== Input data

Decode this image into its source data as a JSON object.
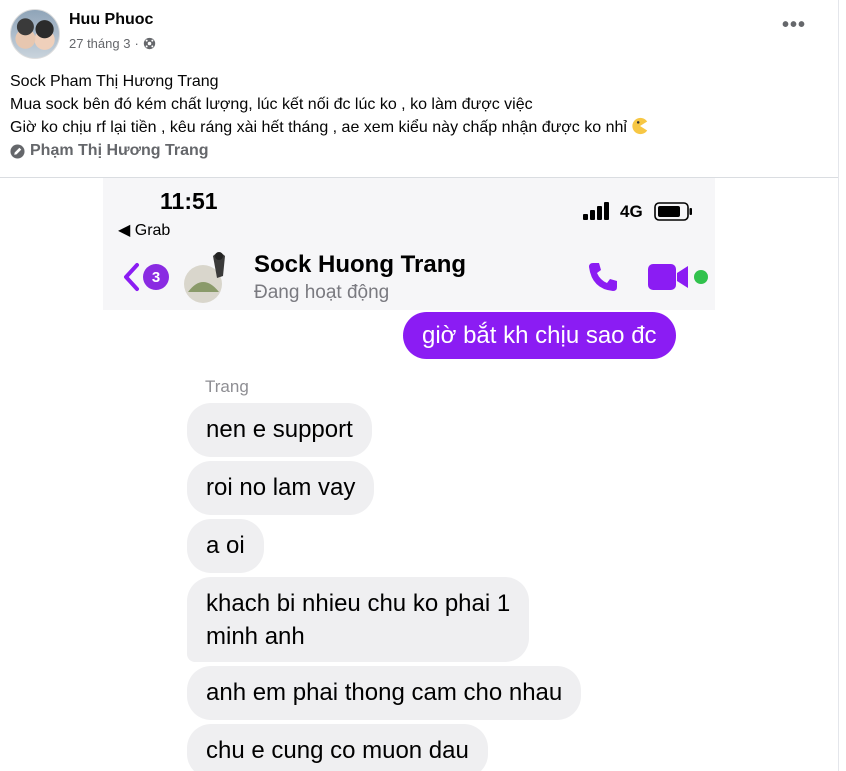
{
  "post": {
    "author": "Huu Phuoc",
    "date": "27 tháng 3",
    "separator": "·",
    "privacy_icon": "globe-icon",
    "more_label": "•••",
    "lines": [
      "Sock Pham Thị Hương Trang",
      "Mua sock bên đó kém chất lượng, lúc kết nối đc lúc ko , ko làm được việc",
      "Giờ ko chịu rf lại tiền , kêu ráng xài hết tháng , ae xem kiểu này chấp nhận được ko nhỉ"
    ],
    "emoji_icon": "pacman-face-icon",
    "tag": "Phạm Thị Hương Trang"
  },
  "phone": {
    "time": "11:51",
    "back_app": "◀ Grab",
    "network": "4G",
    "unread_count": "3",
    "contact_name": "Sock Huong Trang",
    "contact_status": "Đang hoạt động",
    "colors": {
      "accent": "#8b1cf3",
      "online": "#31c24d",
      "bubble_in": "#efeff1"
    }
  },
  "messages": {
    "outgoing": "giờ bắt kh chịu sao đc",
    "sender": "Trang",
    "incoming": [
      "nen e support",
      "roi no lam vay",
      "a oi",
      "khach bi nhieu chu ko phai 1",
      "minh anh",
      "anh em phai thong cam cho nhau",
      "chu e cung co muon dau"
    ]
  }
}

====

- Exercise description -
Exclude the pictures and transcribe all of the entries exactly.

- Result below -
Decode this image into its source data as a JSON object.
{
  "post": {
    "author": "Huu Phuoc",
    "date": "27 tháng 3",
    "separator": "·",
    "privacy_icon": "globe-icon",
    "more_label": "•••",
    "lines": [
      "Sock Pham Thị Hương Trang",
      "Mua sock bên đó kém chất lượng, lúc kết nối đc lúc ko , ko làm được việc",
      "Giờ ko chịu rf lại tiền , kêu ráng xài hết tháng , ae xem kiểu này chấp nhận được ko nhỉ"
    ],
    "emoji_icon": "pacman-face-icon",
    "tag": "Phạm Thị Hương Trang"
  },
  "phone": {
    "time": "11:51",
    "back_app": "◀ Grab",
    "network": "4G",
    "unread_count": "3",
    "contact_name": "Sock Huong Trang",
    "contact_status": "Đang hoạt động",
    "colors": {
      "accent": "#8b1cf3",
      "online": "#31c24d",
      "bubble_in": "#efeff1"
    }
  },
  "messages": {
    "outgoing": "giờ bắt kh chịu sao đc",
    "sender": "Trang",
    "incoming": [
      "nen e support",
      "roi no lam vay",
      "a oi",
      "khach bi nhieu chu ko phai 1",
      "minh anh",
      "anh em phai thong cam cho nhau",
      "chu e cung co muon dau"
    ]
  }
}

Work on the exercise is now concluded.